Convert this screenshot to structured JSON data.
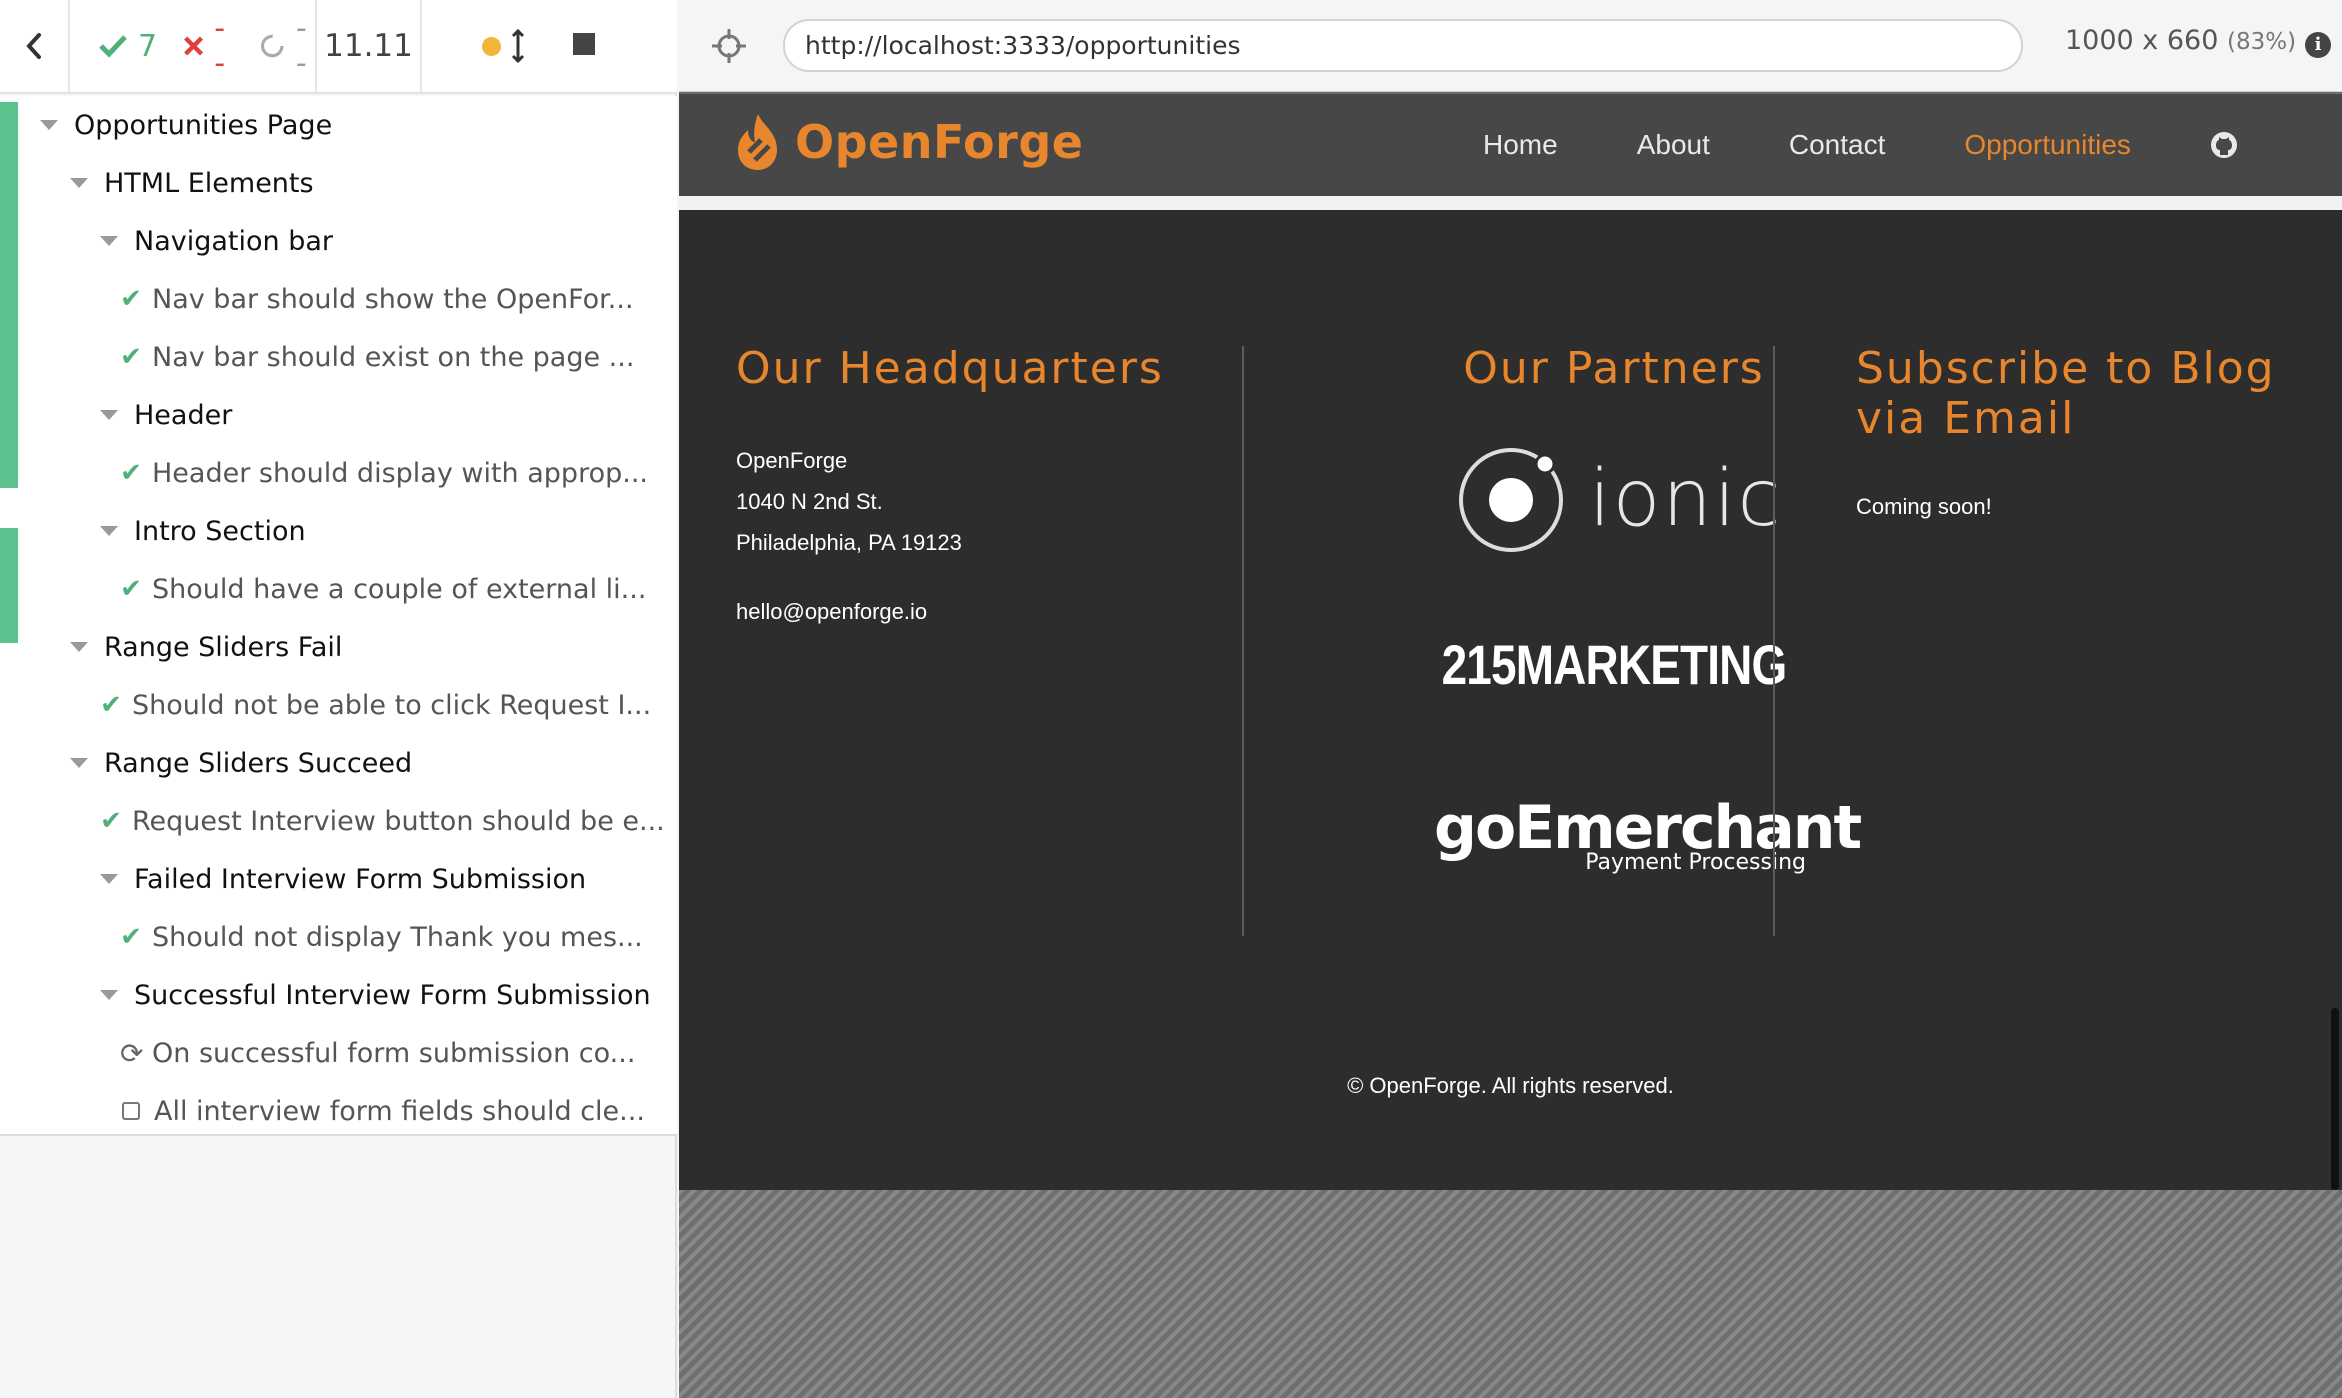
{
  "reporter": {
    "stats": {
      "passed": "7",
      "failed": "--",
      "pending": "--"
    },
    "duration": "11.11"
  },
  "tree": [
    {
      "type": "suite",
      "level": 0,
      "label": "Opportunities Page"
    },
    {
      "type": "suite",
      "level": 1,
      "label": "HTML Elements"
    },
    {
      "type": "suite",
      "level": 2,
      "label": "Navigation bar"
    },
    {
      "type": "test",
      "level": 3,
      "state": "passed",
      "label": "Nav bar should show the OpenFor..."
    },
    {
      "type": "test",
      "level": 3,
      "state": "passed",
      "label": "Nav bar should exist on the page ..."
    },
    {
      "type": "suite",
      "level": 2,
      "label": "Header"
    },
    {
      "type": "test",
      "level": 3,
      "state": "passed",
      "label": "Header should display with approp..."
    },
    {
      "type": "suite",
      "level": 2,
      "label": "Intro Section"
    },
    {
      "type": "test",
      "level": 3,
      "state": "passed",
      "label": "Should have a couple of external li..."
    },
    {
      "type": "suite",
      "level": 1,
      "label": "Range Sliders Fail"
    },
    {
      "type": "test",
      "level": 2,
      "state": "passed",
      "label": "Should not be able to click Request I..."
    },
    {
      "type": "suite",
      "level": 1,
      "label": "Range Sliders Succeed"
    },
    {
      "type": "test",
      "level": 2,
      "state": "passed",
      "label": "Request Interview button should be e..."
    },
    {
      "type": "suite",
      "level": 2,
      "label": "Failed Interview Form Submission"
    },
    {
      "type": "test",
      "level": 3,
      "state": "passed",
      "label": "Should not display Thank you mes..."
    },
    {
      "type": "suite",
      "level": 2,
      "label": "Successful Interview Form Submission"
    },
    {
      "type": "test",
      "level": 3,
      "state": "running",
      "label": "On successful form submission co..."
    },
    {
      "type": "test",
      "level": 3,
      "state": "pending",
      "label": "All interview form fields should cle..."
    }
  ],
  "browser": {
    "url": "http://localhost:3333/opportunities",
    "viewport": "1000 x 660",
    "scale": "(83%)"
  },
  "site": {
    "logo": "OpenForge",
    "nav": [
      "Home",
      "About",
      "Contact",
      "Opportunities"
    ],
    "hq": {
      "title": "Our Headquarters",
      "name": "OpenForge",
      "street": "1040 N 2nd St.",
      "city": "Philadelphia, PA 19123",
      "email": "hello@openforge.io"
    },
    "partners": {
      "title": "Our Partners",
      "ionic": "ionic",
      "marketing": "215MARKETING",
      "goemerchant": "goEmerchant",
      "goemerchant_sub": "Payment Processing"
    },
    "subscribe": {
      "title_line1": "Subscribe to Blog",
      "title_line2": "via Email",
      "text": "Coming soon!"
    },
    "copyright": "© OpenForge. All rights reserved."
  },
  "colors": {
    "accent": "#e8862d",
    "pass": "#4fb07a",
    "fail": "#e0403d",
    "footer_bg": "#2d2d2d",
    "nav_bg": "#474747"
  }
}
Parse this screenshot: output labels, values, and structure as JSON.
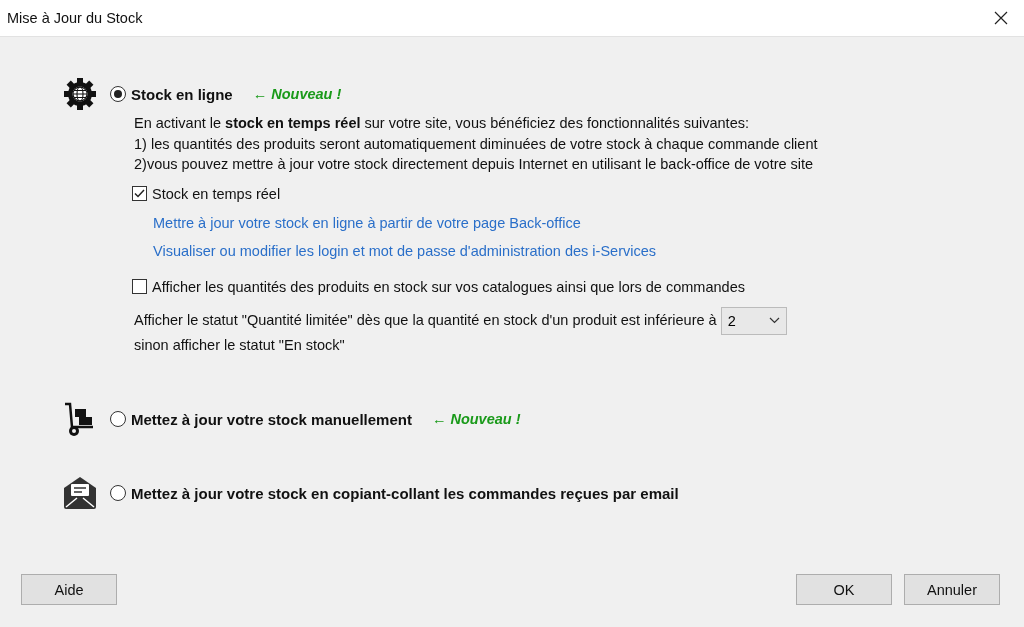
{
  "window": {
    "title": "Mise à Jour du Stock"
  },
  "options": [
    {
      "kind": "online",
      "label": "Stock en ligne",
      "selected": true,
      "badge": "← Nouveau !",
      "details": {
        "intro": "En activant le **stock en temps réel** sur votre site, vous bénéficiez des fonctionnalités suivantes:",
        "lines": [
          "1) les quantités des produits seront automatiquement diminuées de votre stock à chaque commande client",
          "2)vous pouvez mettre à jour votre stock directement depuis Internet en utilisant le back-office de votre site"
        ],
        "realtime": {
          "label": "Stock en temps réel",
          "checked": true
        },
        "links": [
          "Mettre à jour votre stock en ligne à partir de votre page Back-office",
          "Visualiser ou modifier les login et mot de passe d'administration des i-Services"
        ],
        "show_quantities": {
          "label": "Afficher les quantités des produits en stock sur vos catalogues ainsi que lors de commandes",
          "checked": false
        },
        "threshold": {
          "text": "Afficher le statut \"Quantité limitée\" dès que la quantité en stock d'un produit est inférieure à",
          "value": "2",
          "text_after": "sinon afficher le statut \"En stock\""
        }
      }
    },
    {
      "kind": "manual",
      "label": "Mettez à jour votre stock manuellement",
      "selected": false,
      "badge": "← Nouveau !"
    },
    {
      "kind": "email",
      "label": "Mettez à jour votre stock en copiant-collant les commandes reçues par email",
      "selected": false
    }
  ],
  "buttons": {
    "help": "Aide",
    "ok": "OK",
    "cancel": "Annuler"
  }
}
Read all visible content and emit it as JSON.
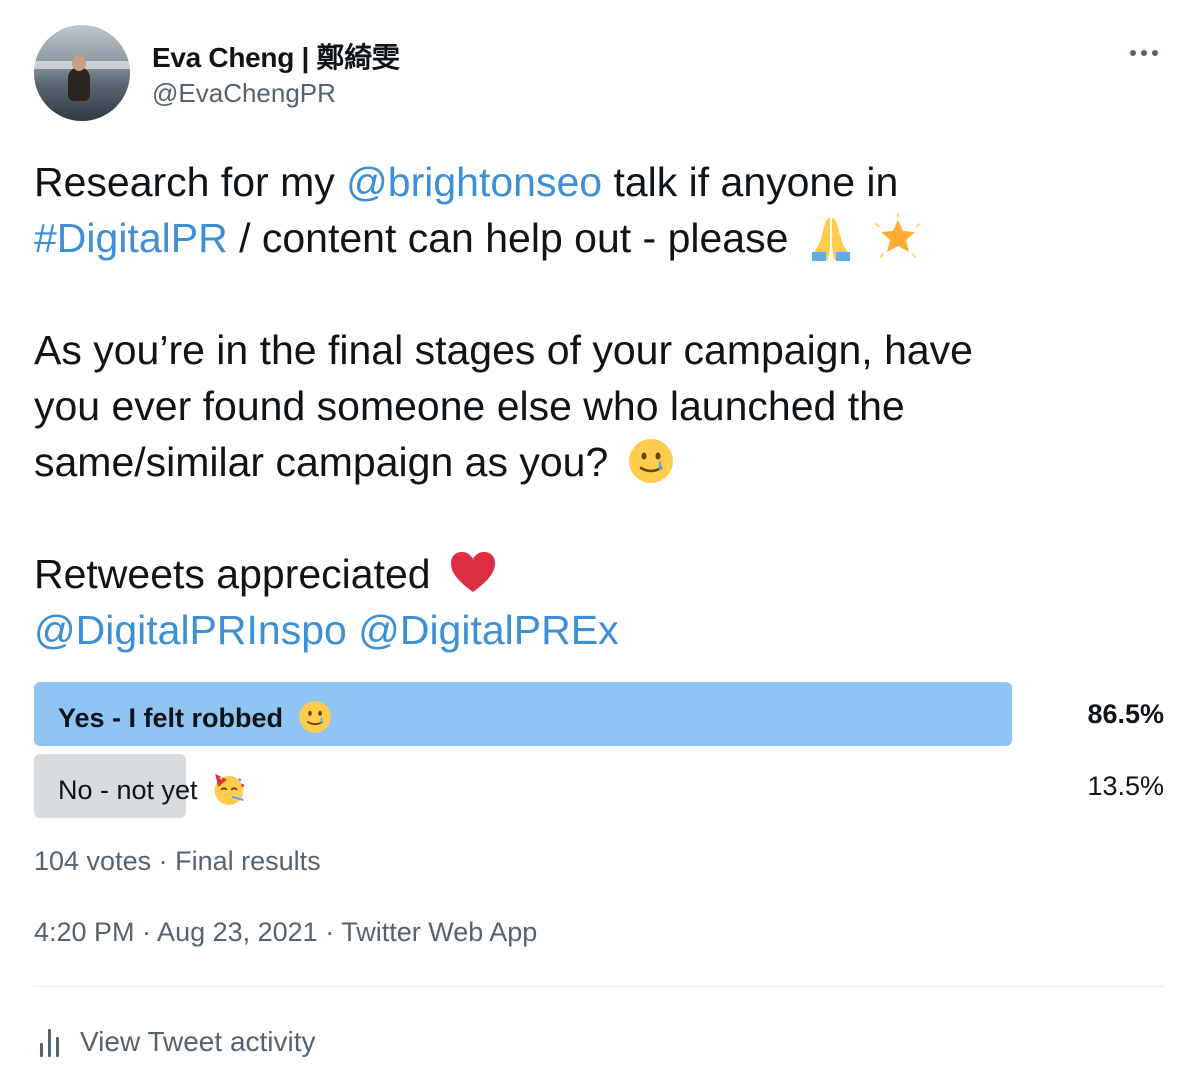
{
  "author": {
    "name": "Eva Cheng | 鄭綺雯",
    "handle": "@EvaChengPR"
  },
  "tweet": {
    "l1_pre": "Research for my ",
    "l1_link": "@brightonseo",
    "l1_post": " talk if anyone in",
    "l2_link": "#DigitalPR",
    "l2_post": " / content can help out - please",
    "l3": "As you’re in the final stages of your campaign, have",
    "l4": "you ever found someone else who launched the",
    "l5": "same/similar campaign as you?",
    "l6": "Retweets appreciated",
    "l7_link1": "@DigitalPRInspo",
    "l7_link2": "@DigitalPREx"
  },
  "poll": {
    "options": [
      {
        "label": "Yes - I felt robbed",
        "percent": "86.5%",
        "share": 86.5
      },
      {
        "label": "No - not yet",
        "percent": "13.5%",
        "share": 13.5
      }
    ],
    "summary": "104 votes · Final results"
  },
  "timestamp": "4:20 PM · Aug 23, 2021 · Twitter Web App",
  "activity_label": "View Tweet activity",
  "icons": [
    "more-icon",
    "folded-hands-emoji",
    "glowing-star-emoji",
    "tear-smile-emoji",
    "red-heart-emoji",
    "party-face-emoji",
    "analytics-icon"
  ],
  "colors": {
    "link": "#3d8fd6",
    "poll_winner": "#90c4f2",
    "poll_other": "#d8dcde",
    "muted": "#536471"
  }
}
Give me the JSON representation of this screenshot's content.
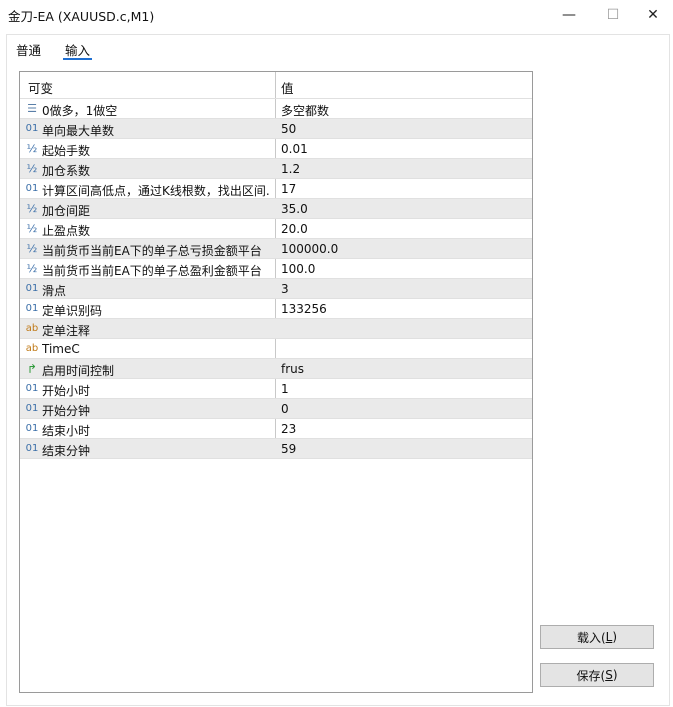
{
  "window": {
    "title": "金刀-EA (XAUUSD.c,M1)",
    "minimize_glyph": "—",
    "maximize_glyph": "☐",
    "close_glyph": "✕"
  },
  "tabs": [
    {
      "label": "普通",
      "active": false
    },
    {
      "label": "输入",
      "active": true
    }
  ],
  "grid": {
    "header": {
      "variable": "可变",
      "value": "值"
    },
    "rows": [
      {
        "icon": "enum-icon",
        "glyph": "☰",
        "name": "0做多，1做空",
        "value": "多空都数"
      },
      {
        "icon": "int-icon",
        "glyph": "01",
        "name": "单向最大单数",
        "value": "50"
      },
      {
        "icon": "double-icon",
        "glyph": "½",
        "name": "起始手数",
        "value": "0.01"
      },
      {
        "icon": "double-icon",
        "glyph": "½",
        "name": "加仓系数",
        "value": "1.2"
      },
      {
        "icon": "int-icon",
        "glyph": "01",
        "name": "计算区间高低点，通过K线根数，找出区间...",
        "value": "17"
      },
      {
        "icon": "double-icon",
        "glyph": "½",
        "name": "加仓间距",
        "value": "35.0"
      },
      {
        "icon": "double-icon",
        "glyph": "½",
        "name": "止盈点数",
        "value": "20.0"
      },
      {
        "icon": "double-icon",
        "glyph": "½",
        "name": "当前货币当前EA下的单子总亏损金额平台",
        "value": "100000.0"
      },
      {
        "icon": "double-icon",
        "glyph": "½",
        "name": "当前货币当前EA下的单子总盈利金额平台",
        "value": "100.0"
      },
      {
        "icon": "int-icon",
        "glyph": "01",
        "name": "滑点",
        "value": "3"
      },
      {
        "icon": "int-icon",
        "glyph": "01",
        "name": "定单识别码",
        "value": "133256"
      },
      {
        "icon": "string-icon",
        "glyph": "ab",
        "name": "定单注释",
        "value": ""
      },
      {
        "icon": "string-icon",
        "glyph": "ab",
        "name": "TimeC",
        "value": ""
      },
      {
        "icon": "bool-icon",
        "glyph": "↱",
        "name": "启用时间控制",
        "value": "frus"
      },
      {
        "icon": "int-icon",
        "glyph": "01",
        "name": "开始小时",
        "value": "1"
      },
      {
        "icon": "int-icon",
        "glyph": "01",
        "name": "开始分钟",
        "value": "0"
      },
      {
        "icon": "int-icon",
        "glyph": "01",
        "name": "结束小时",
        "value": "23"
      },
      {
        "icon": "int-icon",
        "glyph": "01",
        "name": "结束分钟",
        "value": "59"
      }
    ]
  },
  "buttons": {
    "load_prefix": "载入(",
    "load_key": "L",
    "load_suffix": ")",
    "save_prefix": "保存(",
    "save_key": "S",
    "save_suffix": ")"
  }
}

- - -

*Short problem*
Check each line of the entries above, and show every one holding the word "site".

*Exercise result*
  "site": {
        "intro": "En activant le **stock en temps réel** sur votre site, vous bénéficiez des fonctionnalités suivantes:",
          "2)vous pouvez mettre à jour votre stock directement depuis Internet en utilisant le back-office de votre site"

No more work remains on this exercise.